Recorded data

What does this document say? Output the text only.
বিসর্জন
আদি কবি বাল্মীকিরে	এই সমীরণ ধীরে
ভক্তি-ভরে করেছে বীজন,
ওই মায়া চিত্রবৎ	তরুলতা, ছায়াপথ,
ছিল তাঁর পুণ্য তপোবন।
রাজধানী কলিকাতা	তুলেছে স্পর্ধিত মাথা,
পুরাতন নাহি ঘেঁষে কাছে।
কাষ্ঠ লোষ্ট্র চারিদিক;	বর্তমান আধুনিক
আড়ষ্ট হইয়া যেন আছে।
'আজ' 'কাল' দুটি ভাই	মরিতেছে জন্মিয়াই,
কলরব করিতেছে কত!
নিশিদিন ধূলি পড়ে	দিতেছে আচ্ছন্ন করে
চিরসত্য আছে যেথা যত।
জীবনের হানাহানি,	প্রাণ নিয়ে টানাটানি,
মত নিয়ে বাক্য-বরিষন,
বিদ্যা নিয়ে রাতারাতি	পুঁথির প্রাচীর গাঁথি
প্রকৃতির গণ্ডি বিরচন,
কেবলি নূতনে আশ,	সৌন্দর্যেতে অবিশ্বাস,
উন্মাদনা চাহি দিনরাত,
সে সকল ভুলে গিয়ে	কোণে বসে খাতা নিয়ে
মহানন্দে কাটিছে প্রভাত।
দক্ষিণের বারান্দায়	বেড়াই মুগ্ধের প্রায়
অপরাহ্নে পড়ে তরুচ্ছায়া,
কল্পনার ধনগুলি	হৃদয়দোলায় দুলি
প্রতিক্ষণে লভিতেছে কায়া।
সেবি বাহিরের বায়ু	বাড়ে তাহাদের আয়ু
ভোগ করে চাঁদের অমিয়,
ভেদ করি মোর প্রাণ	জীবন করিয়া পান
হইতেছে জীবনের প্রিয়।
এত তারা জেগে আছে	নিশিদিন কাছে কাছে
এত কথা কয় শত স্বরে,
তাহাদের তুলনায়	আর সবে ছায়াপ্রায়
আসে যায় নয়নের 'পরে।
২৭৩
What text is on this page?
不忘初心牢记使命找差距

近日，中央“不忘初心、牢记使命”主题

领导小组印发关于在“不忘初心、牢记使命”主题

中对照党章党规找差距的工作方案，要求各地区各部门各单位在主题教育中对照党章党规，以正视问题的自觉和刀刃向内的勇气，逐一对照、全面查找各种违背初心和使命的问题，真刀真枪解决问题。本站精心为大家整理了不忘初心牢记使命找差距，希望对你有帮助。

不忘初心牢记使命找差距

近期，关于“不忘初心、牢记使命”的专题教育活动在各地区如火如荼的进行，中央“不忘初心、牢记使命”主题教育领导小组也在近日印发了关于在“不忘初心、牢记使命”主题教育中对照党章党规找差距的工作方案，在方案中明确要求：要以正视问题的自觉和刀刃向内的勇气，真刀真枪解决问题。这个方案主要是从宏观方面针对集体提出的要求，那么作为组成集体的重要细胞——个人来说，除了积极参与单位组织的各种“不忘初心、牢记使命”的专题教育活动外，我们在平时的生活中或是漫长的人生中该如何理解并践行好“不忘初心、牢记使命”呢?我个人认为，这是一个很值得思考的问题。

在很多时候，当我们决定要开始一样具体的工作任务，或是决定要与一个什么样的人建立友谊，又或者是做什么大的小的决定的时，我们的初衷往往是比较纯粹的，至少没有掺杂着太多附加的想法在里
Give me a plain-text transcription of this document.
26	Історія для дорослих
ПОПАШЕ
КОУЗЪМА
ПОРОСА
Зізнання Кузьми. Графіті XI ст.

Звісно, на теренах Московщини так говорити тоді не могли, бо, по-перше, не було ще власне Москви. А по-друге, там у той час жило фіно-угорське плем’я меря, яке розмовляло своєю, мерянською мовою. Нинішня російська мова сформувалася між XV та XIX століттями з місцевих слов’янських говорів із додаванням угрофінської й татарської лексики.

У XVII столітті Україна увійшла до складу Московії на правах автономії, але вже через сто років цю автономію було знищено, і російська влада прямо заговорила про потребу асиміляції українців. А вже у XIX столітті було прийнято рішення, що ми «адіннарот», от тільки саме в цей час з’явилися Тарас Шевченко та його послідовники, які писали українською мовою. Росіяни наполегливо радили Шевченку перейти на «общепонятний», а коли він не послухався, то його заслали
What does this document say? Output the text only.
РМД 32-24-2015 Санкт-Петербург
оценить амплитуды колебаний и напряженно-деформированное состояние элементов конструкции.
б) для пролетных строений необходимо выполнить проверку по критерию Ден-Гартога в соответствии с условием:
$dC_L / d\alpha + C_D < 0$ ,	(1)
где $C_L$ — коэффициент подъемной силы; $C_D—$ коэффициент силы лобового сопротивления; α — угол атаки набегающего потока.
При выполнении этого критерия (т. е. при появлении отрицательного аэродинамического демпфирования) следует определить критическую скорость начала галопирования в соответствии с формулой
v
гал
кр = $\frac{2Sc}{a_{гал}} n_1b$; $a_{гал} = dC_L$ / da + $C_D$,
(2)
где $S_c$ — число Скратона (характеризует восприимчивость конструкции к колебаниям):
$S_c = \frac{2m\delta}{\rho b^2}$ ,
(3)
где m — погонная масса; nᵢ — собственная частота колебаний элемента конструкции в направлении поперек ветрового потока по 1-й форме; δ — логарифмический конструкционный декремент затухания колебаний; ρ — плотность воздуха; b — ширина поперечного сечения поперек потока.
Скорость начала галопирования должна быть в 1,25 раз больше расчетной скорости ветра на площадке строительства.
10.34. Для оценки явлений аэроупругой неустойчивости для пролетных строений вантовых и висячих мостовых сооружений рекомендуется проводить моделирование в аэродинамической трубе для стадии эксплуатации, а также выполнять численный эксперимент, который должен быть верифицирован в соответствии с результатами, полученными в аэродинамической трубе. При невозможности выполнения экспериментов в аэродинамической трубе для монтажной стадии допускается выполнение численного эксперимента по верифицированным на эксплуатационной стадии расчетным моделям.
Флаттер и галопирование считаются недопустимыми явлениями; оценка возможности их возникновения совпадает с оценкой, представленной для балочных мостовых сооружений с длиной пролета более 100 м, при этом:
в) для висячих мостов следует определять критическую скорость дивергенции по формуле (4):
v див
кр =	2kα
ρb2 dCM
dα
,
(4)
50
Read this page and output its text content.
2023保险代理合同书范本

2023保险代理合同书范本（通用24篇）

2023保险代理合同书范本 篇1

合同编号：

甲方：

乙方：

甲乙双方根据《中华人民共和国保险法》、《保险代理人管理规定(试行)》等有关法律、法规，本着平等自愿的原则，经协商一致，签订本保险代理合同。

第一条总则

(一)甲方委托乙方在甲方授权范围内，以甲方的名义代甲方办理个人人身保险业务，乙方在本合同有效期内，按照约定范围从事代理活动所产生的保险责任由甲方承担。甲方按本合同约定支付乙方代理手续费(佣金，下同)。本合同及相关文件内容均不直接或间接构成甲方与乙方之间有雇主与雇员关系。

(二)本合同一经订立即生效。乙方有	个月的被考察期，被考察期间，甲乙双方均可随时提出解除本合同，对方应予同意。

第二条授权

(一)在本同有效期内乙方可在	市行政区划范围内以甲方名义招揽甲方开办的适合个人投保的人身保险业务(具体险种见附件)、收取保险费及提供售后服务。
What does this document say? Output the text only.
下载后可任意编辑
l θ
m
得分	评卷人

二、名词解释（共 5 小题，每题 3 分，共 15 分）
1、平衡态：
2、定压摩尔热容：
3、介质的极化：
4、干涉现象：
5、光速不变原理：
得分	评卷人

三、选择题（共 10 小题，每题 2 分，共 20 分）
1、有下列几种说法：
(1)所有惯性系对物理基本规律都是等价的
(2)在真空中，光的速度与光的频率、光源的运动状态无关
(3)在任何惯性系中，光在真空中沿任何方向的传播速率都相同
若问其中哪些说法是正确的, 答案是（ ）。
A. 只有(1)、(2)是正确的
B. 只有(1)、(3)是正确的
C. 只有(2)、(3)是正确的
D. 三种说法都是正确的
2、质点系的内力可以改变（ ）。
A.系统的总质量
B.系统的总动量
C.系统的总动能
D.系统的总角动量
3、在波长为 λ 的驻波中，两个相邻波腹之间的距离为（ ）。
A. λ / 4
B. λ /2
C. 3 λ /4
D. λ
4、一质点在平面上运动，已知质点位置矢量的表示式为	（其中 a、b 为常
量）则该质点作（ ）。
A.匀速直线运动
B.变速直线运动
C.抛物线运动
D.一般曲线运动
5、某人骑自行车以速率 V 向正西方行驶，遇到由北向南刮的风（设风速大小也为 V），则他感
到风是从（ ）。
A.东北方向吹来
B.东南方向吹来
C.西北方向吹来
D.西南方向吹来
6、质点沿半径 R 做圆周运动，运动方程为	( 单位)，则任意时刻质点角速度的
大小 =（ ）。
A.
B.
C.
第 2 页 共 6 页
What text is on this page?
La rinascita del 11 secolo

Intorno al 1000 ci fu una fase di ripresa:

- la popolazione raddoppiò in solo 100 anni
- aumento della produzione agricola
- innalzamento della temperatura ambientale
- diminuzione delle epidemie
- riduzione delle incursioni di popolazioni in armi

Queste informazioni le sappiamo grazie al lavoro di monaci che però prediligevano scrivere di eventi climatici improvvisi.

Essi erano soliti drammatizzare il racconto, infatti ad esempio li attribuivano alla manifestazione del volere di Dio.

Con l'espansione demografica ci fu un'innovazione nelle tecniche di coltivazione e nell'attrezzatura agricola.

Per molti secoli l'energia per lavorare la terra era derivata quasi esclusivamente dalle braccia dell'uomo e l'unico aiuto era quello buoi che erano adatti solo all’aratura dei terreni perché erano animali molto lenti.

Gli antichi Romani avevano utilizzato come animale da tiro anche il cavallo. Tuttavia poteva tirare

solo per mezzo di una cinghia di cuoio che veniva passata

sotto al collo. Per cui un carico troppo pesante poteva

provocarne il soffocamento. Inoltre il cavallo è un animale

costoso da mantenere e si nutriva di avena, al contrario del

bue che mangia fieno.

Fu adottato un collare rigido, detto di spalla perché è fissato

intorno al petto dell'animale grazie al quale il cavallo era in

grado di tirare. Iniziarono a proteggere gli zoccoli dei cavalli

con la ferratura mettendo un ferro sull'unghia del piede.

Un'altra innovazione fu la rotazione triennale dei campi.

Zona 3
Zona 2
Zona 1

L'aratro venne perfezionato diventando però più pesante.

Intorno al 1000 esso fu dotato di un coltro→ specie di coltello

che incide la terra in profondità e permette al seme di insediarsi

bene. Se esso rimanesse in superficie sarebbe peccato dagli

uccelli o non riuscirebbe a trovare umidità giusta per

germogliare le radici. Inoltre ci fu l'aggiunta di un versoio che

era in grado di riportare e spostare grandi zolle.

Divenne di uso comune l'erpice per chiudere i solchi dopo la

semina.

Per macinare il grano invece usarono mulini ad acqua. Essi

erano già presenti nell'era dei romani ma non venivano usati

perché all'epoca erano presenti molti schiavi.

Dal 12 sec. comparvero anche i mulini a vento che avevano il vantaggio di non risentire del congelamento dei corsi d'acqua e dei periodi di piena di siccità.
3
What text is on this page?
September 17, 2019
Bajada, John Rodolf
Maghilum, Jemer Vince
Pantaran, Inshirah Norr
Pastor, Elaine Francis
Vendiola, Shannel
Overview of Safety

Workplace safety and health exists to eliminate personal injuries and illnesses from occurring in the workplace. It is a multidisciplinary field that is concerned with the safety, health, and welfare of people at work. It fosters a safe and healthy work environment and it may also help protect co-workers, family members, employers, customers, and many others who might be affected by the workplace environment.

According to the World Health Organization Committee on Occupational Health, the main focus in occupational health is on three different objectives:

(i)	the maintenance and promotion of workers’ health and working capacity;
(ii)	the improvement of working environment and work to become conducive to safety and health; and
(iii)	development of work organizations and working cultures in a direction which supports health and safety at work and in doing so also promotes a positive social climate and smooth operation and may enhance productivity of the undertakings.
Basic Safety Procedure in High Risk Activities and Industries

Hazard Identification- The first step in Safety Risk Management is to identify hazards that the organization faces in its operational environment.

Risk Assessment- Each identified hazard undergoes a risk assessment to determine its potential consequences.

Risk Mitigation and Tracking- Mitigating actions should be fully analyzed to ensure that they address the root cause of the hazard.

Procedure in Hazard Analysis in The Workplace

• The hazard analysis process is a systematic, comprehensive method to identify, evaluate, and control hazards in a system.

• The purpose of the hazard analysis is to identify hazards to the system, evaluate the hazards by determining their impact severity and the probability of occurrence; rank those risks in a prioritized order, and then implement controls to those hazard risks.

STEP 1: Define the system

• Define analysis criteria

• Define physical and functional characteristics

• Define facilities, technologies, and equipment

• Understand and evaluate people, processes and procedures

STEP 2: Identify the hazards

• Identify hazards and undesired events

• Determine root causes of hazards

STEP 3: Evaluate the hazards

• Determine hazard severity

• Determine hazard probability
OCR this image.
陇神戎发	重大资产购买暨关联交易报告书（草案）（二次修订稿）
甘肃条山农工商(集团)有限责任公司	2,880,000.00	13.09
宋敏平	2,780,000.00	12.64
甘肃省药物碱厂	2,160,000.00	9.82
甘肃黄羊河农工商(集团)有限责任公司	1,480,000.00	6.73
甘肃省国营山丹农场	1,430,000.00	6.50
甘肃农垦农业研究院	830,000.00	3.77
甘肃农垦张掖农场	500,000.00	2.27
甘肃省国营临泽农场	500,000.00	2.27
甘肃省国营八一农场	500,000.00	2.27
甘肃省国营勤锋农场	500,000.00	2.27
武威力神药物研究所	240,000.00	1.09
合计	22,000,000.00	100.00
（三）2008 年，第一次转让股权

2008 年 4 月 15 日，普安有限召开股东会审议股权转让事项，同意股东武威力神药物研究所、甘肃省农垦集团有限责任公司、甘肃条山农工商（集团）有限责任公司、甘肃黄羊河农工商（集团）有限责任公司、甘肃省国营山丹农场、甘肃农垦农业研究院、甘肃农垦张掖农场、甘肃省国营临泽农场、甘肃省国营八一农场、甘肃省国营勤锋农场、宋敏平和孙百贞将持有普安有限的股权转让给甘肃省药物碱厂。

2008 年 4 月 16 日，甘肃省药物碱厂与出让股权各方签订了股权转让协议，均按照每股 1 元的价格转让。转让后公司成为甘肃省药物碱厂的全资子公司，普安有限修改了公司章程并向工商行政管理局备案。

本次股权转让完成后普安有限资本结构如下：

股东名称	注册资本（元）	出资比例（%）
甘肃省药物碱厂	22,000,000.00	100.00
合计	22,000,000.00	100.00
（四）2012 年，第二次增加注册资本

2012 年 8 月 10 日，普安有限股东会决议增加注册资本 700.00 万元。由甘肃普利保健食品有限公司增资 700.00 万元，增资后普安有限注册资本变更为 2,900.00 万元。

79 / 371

TASK DETAILS
Find each line with the string "anche" and copy it out.

ANSWER BELOW
Gli antichi Romani avevano utilizzato come animale da tiro anche il cavallo. Tuttavia poteva tirare
Dal 12 sec. comparvero anche i mulini a vento che avevano il vantaggio di non risentire del congelamento dei corsi d'acqua e dei periodi di piena di siccità.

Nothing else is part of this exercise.